▶ _TASK DESCRIPTION_
Write out the complete material exactly as it stands.

▶ _RECORDS PROVIDED_
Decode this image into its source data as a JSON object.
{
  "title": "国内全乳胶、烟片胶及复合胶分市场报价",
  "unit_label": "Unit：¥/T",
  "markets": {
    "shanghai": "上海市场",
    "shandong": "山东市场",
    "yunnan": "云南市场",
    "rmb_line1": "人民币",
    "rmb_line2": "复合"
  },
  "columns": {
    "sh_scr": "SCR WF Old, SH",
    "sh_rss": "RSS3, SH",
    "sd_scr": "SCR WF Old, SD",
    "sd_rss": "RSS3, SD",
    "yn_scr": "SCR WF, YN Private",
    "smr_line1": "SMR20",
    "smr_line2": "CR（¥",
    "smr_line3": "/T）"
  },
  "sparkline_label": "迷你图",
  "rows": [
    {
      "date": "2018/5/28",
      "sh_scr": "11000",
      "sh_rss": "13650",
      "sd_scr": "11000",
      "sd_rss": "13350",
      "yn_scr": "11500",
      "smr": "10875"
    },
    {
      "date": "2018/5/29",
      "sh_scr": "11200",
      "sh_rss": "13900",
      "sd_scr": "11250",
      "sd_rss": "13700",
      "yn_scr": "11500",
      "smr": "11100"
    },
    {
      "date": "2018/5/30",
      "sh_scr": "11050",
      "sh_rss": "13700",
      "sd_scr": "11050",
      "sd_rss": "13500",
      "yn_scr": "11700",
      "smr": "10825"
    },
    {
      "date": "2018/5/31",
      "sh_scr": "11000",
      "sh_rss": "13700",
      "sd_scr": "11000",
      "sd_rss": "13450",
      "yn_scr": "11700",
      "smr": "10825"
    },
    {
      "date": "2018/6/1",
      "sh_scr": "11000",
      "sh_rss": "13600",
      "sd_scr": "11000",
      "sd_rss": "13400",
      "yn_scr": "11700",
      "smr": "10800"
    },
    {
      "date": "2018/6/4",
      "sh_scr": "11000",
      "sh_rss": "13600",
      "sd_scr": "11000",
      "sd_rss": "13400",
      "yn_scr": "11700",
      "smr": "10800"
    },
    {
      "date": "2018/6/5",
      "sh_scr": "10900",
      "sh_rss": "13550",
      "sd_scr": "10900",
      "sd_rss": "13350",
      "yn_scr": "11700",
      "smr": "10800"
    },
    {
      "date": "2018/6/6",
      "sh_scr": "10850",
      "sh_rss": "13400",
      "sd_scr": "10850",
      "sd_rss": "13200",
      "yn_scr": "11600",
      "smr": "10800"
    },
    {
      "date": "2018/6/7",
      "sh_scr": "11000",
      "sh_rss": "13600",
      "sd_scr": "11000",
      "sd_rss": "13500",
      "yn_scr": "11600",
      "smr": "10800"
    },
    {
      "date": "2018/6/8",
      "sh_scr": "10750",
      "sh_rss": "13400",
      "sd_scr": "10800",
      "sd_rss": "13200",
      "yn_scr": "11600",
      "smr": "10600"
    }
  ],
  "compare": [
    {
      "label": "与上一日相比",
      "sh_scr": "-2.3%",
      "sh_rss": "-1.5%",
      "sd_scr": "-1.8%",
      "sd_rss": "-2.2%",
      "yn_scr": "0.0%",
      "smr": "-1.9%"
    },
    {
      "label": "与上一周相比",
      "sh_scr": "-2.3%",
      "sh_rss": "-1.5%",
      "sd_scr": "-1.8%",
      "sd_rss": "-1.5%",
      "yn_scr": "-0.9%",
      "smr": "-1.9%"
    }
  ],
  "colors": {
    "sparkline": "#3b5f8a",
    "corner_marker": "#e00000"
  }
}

▶ _TASK OUTPUT_
Decode this image into its source data as a JSON object.
{
  "title": "国内全乳胶、烟片胶及复合胶分市场报价",
  "unit_label": "Unit：¥/T",
  "markets": {
    "shanghai": "上海市场",
    "shandong": "山东市场",
    "yunnan": "云南市场",
    "rmb_line1": "人民币",
    "rmb_line2": "复合"
  },
  "columns": {
    "sh_scr": "SCR WF Old, SH",
    "sh_rss": "RSS3, SH",
    "sd_scr": "SCR WF Old, SD",
    "sd_rss": "RSS3, SD",
    "yn_scr": "SCR WF, YN Private",
    "smr_line1": "SMR20",
    "smr_line2": "CR（¥",
    "smr_line3": "/T）"
  },
  "sparkline_label": "迷你图",
  "rows": [
    {
      "date": "2018/5/28",
      "sh_scr": "11000",
      "sh_rss": "13650",
      "sd_scr": "11000",
      "sd_rss": "13350",
      "yn_scr": "11500",
      "smr": "10875"
    },
    {
      "date": "2018/5/29",
      "sh_scr": "11200",
      "sh_rss": "13900",
      "sd_scr": "11250",
      "sd_rss": "13700",
      "yn_scr": "11500",
      "smr": "11100"
    },
    {
      "date": "2018/5/30",
      "sh_scr": "11050",
      "sh_rss": "13700",
      "sd_scr": "11050",
      "sd_rss": "13500",
      "yn_scr": "11700",
      "smr": "10825"
    },
    {
      "date": "2018/5/31",
      "sh_scr": "11000",
      "sh_rss": "13700",
      "sd_scr": "11000",
      "sd_rss": "13450",
      "yn_scr": "11700",
      "smr": "10825"
    },
    {
      "date": "2018/6/1",
      "sh_scr": "11000",
      "sh_rss": "13600",
      "sd_scr": "11000",
      "sd_rss": "13400",
      "yn_scr": "11700",
      "smr": "10800"
    },
    {
      "date": "2018/6/4",
      "sh_scr": "11000",
      "sh_rss": "13600",
      "sd_scr": "11000",
      "sd_rss": "13400",
      "yn_scr": "11700",
      "smr": "10800"
    },
    {
      "date": "2018/6/5",
      "sh_scr": "10900",
      "sh_rss": "13550",
      "sd_scr": "10900",
      "sd_rss": "13350",
      "yn_scr": "11700",
      "smr": "10800"
    },
    {
      "date": "2018/6/6",
      "sh_scr": "10850",
      "sh_rss": "13400",
      "sd_scr": "10850",
      "sd_rss": "13200",
      "yn_scr": "11600",
      "smr": "10800"
    },
    {
      "date": "2018/6/7",
      "sh_scr": "11000",
      "sh_rss": "13600",
      "sd_scr": "11000",
      "sd_rss": "13500",
      "yn_scr": "11600",
      "smr": "10800"
    },
    {
      "date": "2018/6/8",
      "sh_scr": "10750",
      "sh_rss": "13400",
      "sd_scr": "10800",
      "sd_rss": "13200",
      "yn_scr": "11600",
      "smr": "10600"
    }
  ],
  "compare": [
    {
      "label": "与上一日相比",
      "sh_scr": "-2.3%",
      "sh_rss": "-1.5%",
      "sd_scr": "-1.8%",
      "sd_rss": "-2.2%",
      "yn_scr": "0.0%",
      "smr": "-1.9%"
    },
    {
      "label": "与上一周相比",
      "sh_scr": "-2.3%",
      "sh_rss": "-1.5%",
      "sd_scr": "-1.8%",
      "sd_rss": "-1.5%",
      "yn_scr": "-0.9%",
      "smr": "-1.9%"
    }
  ],
  "colors": {
    "sparkline": "#3b5f8a",
    "corner_marker": "#e00000"
  }
}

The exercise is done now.